Exercise prompt: Retype the material that follows, keeping every word as it is.

-- START Records provided --

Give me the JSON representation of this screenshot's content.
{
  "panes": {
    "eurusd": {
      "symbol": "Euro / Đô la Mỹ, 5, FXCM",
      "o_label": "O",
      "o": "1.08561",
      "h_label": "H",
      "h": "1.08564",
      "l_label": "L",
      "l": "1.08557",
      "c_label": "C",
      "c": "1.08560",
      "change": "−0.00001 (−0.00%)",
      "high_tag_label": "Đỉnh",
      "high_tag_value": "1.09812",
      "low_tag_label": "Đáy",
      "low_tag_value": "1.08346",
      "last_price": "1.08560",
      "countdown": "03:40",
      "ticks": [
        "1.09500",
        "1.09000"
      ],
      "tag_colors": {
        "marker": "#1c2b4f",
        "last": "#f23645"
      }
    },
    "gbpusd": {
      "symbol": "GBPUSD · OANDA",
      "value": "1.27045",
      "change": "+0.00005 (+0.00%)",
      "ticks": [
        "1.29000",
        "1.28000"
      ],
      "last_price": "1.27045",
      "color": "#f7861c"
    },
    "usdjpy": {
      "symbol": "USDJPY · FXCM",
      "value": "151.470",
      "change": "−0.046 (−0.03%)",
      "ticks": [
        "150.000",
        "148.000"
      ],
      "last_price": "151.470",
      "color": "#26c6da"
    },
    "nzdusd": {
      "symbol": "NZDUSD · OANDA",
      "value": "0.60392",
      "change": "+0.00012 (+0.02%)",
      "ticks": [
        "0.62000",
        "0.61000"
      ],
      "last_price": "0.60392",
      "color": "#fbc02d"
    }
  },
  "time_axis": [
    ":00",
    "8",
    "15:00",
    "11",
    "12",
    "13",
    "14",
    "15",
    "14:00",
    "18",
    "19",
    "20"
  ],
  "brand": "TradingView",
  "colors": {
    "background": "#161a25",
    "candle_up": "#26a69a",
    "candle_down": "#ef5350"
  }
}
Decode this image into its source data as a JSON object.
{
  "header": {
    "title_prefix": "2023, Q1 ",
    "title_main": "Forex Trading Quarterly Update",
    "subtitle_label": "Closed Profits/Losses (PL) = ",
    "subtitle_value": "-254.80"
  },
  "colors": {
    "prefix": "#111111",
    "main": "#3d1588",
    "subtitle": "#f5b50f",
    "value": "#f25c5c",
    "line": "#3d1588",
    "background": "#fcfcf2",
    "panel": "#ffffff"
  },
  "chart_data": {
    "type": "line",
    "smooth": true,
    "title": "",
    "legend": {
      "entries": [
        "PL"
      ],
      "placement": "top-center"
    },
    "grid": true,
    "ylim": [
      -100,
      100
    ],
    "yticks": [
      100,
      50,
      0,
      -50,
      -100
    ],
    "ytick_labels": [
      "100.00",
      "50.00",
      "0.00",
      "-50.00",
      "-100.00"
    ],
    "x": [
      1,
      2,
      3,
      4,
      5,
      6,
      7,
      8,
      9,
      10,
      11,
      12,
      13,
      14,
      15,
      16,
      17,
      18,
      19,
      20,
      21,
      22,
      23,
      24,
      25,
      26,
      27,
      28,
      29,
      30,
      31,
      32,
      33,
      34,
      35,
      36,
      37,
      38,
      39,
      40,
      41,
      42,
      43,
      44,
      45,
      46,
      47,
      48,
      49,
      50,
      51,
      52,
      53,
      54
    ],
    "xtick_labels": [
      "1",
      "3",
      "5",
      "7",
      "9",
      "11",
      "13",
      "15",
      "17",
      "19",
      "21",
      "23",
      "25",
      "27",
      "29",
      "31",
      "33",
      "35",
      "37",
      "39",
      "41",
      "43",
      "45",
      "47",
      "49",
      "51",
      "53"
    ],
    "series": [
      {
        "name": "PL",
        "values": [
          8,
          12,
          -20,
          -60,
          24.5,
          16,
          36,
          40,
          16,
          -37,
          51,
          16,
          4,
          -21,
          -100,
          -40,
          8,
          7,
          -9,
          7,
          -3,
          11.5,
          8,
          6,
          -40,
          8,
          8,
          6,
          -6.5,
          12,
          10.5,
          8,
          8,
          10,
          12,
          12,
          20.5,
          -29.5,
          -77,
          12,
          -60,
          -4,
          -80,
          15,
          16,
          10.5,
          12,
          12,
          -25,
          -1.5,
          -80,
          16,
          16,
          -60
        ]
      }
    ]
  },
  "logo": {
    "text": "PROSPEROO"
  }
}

-- END Records provided --

Final answer:
Give me the JSON representation of this screenshot's content.
{
  "panes": {
    "eurusd": {
      "symbol": "Euro / Đô la Mỹ, 5, FXCM",
      "o_label": "O",
      "o": "1.08561",
      "h_label": "H",
      "h": "1.08564",
      "l_label": "L",
      "l": "1.08557",
      "c_label": "C",
      "c": "1.08560",
      "change": "−0.00001 (−0.00%)",
      "high_tag_label": "Đỉnh",
      "high_tag_value": "1.09812",
      "low_tag_label": "Đáy",
      "low_tag_value": "1.08346",
      "last_price": "1.08560",
      "countdown": "03:40",
      "ticks": [
        "1.09500",
        "1.09000"
      ],
      "tag_colors": {
        "marker": "#1c2b4f",
        "last": "#f23645"
      }
    },
    "gbpusd": {
      "symbol": "GBPUSD · OANDA",
      "value": "1.27045",
      "change": "+0.00005 (+0.00%)",
      "ticks": [
        "1.29000",
        "1.28000"
      ],
      "last_price": "1.27045",
      "color": "#f7861c"
    },
    "usdjpy": {
      "symbol": "USDJPY · FXCM",
      "value": "151.470",
      "change": "−0.046 (−0.03%)",
      "ticks": [
        "150.000",
        "148.000"
      ],
      "last_price": "151.470",
      "color": "#26c6da"
    },
    "nzdusd": {
      "symbol": "NZDUSD · OANDA",
      "value": "0.60392",
      "change": "+0.00012 (+0.02%)",
      "ticks": [
        "0.62000",
        "0.61000"
      ],
      "last_price": "0.60392",
      "color": "#fbc02d"
    }
  },
  "time_axis": [
    ":00",
    "8",
    "15:00",
    "11",
    "12",
    "13",
    "14",
    "15",
    "14:00",
    "18",
    "19",
    "20"
  ],
  "brand": "TradingView",
  "colors": {
    "background": "#161a25",
    "candle_up": "#26a69a",
    "candle_down": "#ef5350"
  }
}
Decode this image into its source data as a JSON object.
{
  "header": {
    "title_prefix": "2023, Q1 ",
    "title_main": "Forex Trading Quarterly Update",
    "subtitle_label": "Closed Profits/Losses (PL) = ",
    "subtitle_value": "-254.80"
  },
  "colors": {
    "prefix": "#111111",
    "main": "#3d1588",
    "subtitle": "#f5b50f",
    "value": "#f25c5c",
    "line": "#3d1588",
    "background": "#fcfcf2",
    "panel": "#ffffff"
  },
  "chart_data": {
    "type": "line",
    "smooth": true,
    "title": "",
    "legend": {
      "entries": [
        "PL"
      ],
      "placement": "top-center"
    },
    "grid": true,
    "ylim": [
      -100,
      100
    ],
    "yticks": [
      100,
      50,
      0,
      -50,
      -100
    ],
    "ytick_labels": [
      "100.00",
      "50.00",
      "0.00",
      "-50.00",
      "-100.00"
    ],
    "x": [
      1,
      2,
      3,
      4,
      5,
      6,
      7,
      8,
      9,
      10,
      11,
      12,
      13,
      14,
      15,
      16,
      17,
      18,
      19,
      20,
      21,
      22,
      23,
      24,
      25,
      26,
      27,
      28,
      29,
      30,
      31,
      32,
      33,
      34,
      35,
      36,
      37,
      38,
      39,
      40,
      41,
      42,
      43,
      44,
      45,
      46,
      47,
      48,
      49,
      50,
      51,
      52,
      53,
      54
    ],
    "xtick_labels": [
      "1",
      "3",
      "5",
      "7",
      "9",
      "11",
      "13",
      "15",
      "17",
      "19",
      "21",
      "23",
      "25",
      "27",
      "29",
      "31",
      "33",
      "35",
      "37",
      "39",
      "41",
      "43",
      "45",
      "47",
      "49",
      "51",
      "53"
    ],
    "series": [
      {
        "name": "PL",
        "values": [
          8,
          12,
          -20,
          -60,
          24.5,
          16,
          36,
          40,
          16,
          -37,
          51,
          16,
          4,
          -21,
          -100,
          -40,
          8,
          7,
          -9,
          7,
          -3,
          11.5,
          8,
          6,
          -40,
          8,
          8,
          6,
          -6.5,
          12,
          10.5,
          8,
          8,
          10,
          12,
          12,
          20.5,
          -29.5,
          -77,
          12,
          -60,
          -4,
          -80,
          15,
          16,
          10.5,
          12,
          12,
          -25,
          -1.5,
          -80,
          16,
          16,
          -60
        ]
      }
    ]
  },
  "logo": {
    "text": "PROSPEROO"
  }
}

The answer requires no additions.